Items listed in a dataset
= = = =

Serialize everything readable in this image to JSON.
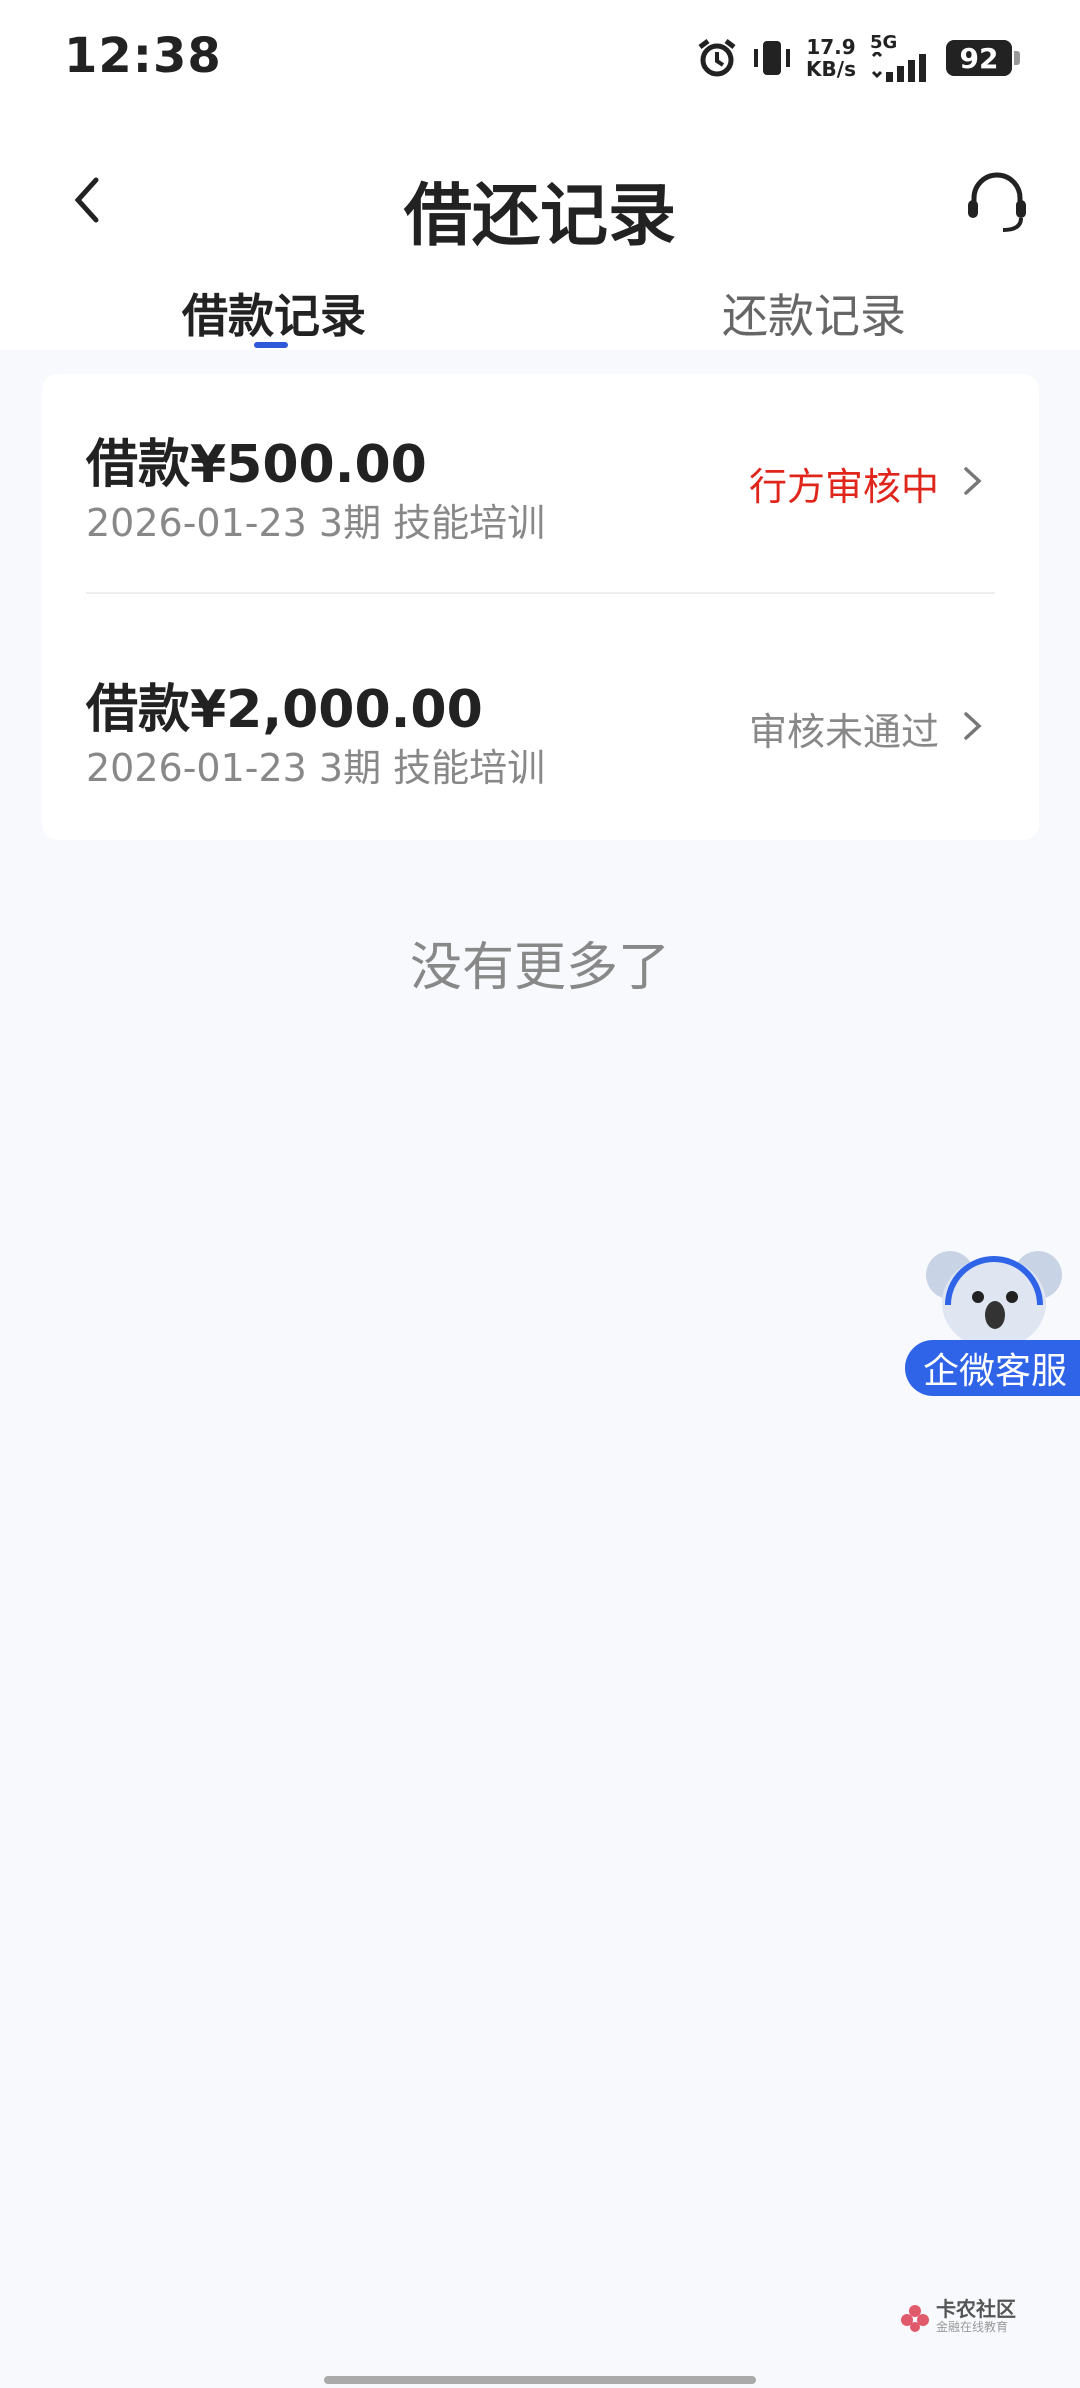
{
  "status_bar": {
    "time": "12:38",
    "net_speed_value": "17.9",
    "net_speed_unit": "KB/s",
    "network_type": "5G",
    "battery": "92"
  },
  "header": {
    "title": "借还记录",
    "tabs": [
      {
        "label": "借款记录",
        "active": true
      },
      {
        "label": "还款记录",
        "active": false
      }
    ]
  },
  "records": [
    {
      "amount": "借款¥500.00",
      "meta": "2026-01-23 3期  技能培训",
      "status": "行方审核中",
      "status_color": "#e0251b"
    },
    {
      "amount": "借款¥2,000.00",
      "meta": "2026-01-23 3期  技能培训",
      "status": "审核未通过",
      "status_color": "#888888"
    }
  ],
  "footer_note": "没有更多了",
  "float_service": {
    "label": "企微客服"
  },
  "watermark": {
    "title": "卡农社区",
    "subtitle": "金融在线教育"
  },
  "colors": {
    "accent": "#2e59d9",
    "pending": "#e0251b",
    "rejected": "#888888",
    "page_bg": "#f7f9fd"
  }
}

= = = =

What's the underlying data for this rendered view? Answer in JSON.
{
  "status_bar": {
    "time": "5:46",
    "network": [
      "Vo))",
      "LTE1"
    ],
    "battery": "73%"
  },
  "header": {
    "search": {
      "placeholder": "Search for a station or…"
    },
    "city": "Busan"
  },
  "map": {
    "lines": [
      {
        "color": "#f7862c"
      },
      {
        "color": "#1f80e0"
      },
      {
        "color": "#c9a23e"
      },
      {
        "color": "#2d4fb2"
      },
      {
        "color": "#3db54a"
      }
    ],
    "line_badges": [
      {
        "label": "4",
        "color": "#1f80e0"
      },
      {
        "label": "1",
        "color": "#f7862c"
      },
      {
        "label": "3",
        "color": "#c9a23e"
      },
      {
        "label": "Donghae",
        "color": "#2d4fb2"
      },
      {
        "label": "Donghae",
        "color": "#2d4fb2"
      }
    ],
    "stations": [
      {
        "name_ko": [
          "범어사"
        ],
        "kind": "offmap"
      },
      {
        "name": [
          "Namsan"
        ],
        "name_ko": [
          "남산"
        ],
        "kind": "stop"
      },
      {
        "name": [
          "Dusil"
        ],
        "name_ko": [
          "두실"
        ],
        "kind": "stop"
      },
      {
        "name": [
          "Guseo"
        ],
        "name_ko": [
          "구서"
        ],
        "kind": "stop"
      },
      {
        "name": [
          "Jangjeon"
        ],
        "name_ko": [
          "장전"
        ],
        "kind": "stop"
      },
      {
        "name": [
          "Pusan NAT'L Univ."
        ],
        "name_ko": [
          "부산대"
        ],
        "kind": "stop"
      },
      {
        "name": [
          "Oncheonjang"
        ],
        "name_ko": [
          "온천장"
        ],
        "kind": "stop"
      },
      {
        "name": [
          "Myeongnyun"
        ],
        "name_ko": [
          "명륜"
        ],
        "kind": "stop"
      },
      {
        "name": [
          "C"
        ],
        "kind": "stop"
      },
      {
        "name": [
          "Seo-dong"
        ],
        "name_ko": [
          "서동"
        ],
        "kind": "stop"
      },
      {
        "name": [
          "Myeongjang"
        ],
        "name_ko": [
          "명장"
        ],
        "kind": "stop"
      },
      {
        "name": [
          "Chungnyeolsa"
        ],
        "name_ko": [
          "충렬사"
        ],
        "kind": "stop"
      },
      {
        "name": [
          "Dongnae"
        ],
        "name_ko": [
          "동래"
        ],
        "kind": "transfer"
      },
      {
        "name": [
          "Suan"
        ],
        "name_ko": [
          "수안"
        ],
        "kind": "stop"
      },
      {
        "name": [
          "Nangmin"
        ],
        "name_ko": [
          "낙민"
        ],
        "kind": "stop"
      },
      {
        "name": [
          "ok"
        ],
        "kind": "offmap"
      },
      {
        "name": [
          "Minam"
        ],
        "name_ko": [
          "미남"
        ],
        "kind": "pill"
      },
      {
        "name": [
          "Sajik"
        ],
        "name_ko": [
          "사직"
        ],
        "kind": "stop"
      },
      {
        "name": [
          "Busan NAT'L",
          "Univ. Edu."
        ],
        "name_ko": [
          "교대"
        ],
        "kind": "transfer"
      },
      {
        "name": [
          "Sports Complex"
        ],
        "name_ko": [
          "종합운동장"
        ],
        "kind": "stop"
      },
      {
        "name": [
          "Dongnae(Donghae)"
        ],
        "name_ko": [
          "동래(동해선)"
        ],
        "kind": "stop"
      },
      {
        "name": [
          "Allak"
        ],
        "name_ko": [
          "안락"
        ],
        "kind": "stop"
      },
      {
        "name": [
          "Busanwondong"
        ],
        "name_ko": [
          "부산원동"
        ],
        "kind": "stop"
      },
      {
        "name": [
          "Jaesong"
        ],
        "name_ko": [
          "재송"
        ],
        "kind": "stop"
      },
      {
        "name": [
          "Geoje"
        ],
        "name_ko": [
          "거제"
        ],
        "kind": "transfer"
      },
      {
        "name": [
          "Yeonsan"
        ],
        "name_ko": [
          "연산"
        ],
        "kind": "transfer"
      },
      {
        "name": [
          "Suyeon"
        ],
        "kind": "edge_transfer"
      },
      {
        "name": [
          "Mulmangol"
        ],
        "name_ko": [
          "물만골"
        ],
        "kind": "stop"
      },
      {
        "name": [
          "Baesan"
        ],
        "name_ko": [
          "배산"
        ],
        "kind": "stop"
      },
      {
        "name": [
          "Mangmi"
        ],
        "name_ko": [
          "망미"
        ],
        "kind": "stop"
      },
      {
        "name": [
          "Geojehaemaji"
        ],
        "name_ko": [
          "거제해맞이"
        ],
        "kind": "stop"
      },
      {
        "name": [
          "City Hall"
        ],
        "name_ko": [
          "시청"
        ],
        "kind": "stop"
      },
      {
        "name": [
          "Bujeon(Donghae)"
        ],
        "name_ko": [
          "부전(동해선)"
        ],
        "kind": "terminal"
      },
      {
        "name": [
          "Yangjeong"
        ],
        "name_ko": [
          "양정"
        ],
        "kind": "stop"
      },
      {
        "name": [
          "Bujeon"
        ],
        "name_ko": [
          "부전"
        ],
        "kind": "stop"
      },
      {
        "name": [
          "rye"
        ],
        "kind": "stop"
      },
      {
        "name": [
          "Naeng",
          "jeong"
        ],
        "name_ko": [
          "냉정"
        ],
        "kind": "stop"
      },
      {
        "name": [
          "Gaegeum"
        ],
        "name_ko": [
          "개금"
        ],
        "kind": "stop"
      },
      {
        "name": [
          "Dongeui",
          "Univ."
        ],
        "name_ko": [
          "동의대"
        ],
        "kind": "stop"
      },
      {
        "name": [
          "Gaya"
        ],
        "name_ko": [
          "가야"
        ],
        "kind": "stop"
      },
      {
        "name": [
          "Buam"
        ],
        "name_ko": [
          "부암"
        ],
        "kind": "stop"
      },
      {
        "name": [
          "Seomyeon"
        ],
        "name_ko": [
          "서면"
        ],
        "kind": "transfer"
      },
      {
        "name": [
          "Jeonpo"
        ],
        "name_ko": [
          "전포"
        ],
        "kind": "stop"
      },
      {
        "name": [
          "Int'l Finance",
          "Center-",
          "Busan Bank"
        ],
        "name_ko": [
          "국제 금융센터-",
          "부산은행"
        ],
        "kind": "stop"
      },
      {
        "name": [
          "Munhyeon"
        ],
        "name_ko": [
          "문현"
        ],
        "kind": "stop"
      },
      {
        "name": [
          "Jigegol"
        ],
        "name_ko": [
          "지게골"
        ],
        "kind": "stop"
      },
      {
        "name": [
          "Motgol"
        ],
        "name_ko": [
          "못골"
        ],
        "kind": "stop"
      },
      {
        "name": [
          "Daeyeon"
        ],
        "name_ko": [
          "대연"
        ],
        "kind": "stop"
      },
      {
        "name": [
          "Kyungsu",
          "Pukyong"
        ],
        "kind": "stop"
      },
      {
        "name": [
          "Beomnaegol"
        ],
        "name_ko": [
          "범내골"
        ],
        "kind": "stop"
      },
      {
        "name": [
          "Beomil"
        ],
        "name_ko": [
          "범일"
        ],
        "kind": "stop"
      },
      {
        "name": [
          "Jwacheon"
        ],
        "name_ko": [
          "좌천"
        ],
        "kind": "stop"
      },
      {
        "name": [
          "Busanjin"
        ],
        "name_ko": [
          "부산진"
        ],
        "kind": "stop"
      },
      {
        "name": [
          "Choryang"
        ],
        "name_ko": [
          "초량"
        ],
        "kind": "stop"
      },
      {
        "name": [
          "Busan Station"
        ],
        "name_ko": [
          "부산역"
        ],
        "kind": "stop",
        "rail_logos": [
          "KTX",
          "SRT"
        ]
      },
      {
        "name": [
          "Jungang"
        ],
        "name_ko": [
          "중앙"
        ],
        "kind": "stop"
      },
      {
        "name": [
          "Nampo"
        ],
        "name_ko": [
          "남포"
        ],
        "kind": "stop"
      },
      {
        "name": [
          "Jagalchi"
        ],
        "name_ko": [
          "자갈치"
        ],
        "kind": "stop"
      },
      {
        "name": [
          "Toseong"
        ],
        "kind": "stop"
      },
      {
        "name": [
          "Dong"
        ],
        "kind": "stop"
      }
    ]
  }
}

= = = =

### Exercise objective
Gather each line from the entries above that includes the word "label".

### Task result
        "label": "借款记录",
        "label": "还款记录",
    "label": "企微客服"
        "label": "4",
        "label": "1",
        "label": "3",
        "label": "Donghae",
        "label": "Donghae",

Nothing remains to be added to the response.